• _EXTRACT PROVIDED_:
:::

I wasn't going to share this, but figured you have to have the bad with the good, and it's 1:45am and I'm wide awake after about 30 minutes of sleep.
Today we had a wonderful Mother's Day celebration for me, given by Mary, but attended by many close and wonderful friends. There was a super cool cake made by ******** (Mary will have to give me the information to fill that in so I can give proper credit because she did a great job). It was wonderful to visit with friends and family alike, but I won't lie, it was tiring. That is one thing that seems to happen a lot lately, I get very very tired, very very fast, I'm sure due to the fact that I had surgery a week ago, but whatever.
There were pink boxing gloves, representing fighting this cancer until I win. Because I will win. It will be tough, but I will win, that hasn't changed.

:::

Stored data entries
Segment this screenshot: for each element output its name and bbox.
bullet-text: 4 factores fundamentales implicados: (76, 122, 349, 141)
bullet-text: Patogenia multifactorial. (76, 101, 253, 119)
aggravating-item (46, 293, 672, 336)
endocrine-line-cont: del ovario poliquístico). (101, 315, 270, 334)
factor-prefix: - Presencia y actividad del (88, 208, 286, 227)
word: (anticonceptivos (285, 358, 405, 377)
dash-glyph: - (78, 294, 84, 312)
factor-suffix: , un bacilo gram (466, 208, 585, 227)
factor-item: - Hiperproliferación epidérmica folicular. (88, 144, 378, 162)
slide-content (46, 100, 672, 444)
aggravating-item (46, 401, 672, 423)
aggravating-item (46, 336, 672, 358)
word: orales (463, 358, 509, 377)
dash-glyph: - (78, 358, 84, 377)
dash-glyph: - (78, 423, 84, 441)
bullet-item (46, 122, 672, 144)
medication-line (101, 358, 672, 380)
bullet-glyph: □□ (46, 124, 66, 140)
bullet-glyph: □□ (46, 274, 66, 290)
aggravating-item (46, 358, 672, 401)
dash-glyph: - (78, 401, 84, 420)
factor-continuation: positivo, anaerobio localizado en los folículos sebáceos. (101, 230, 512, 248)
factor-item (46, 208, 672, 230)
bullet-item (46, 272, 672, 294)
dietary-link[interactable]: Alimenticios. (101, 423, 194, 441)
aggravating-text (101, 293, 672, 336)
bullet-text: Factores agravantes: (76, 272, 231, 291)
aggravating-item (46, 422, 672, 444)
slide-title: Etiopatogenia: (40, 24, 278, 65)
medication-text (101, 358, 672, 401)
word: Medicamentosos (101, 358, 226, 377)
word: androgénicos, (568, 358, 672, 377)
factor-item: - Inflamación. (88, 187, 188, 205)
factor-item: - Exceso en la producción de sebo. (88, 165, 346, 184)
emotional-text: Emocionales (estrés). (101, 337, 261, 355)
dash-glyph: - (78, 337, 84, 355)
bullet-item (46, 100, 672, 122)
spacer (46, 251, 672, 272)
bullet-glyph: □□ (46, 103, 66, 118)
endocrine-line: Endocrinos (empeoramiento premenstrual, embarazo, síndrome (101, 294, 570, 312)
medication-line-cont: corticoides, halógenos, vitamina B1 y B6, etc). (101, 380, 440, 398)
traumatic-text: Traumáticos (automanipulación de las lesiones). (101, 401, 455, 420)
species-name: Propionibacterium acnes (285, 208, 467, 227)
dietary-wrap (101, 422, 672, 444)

:::

• _WORK INSTRUCTIONS_: Decide whether each statement below agrees with the Mother's Day post, answering yes or no and quoting the deciding words of the post. 1. The celebration was given by Mary. 2. The writer had surgery a month ago. 3. The boxing gloves were pink.

• _TASK ANSWER_:
1. Yes: "given by Mary"
2. No: "I had surgery a week ago"
3. Yes: "There were pink boxing gloves"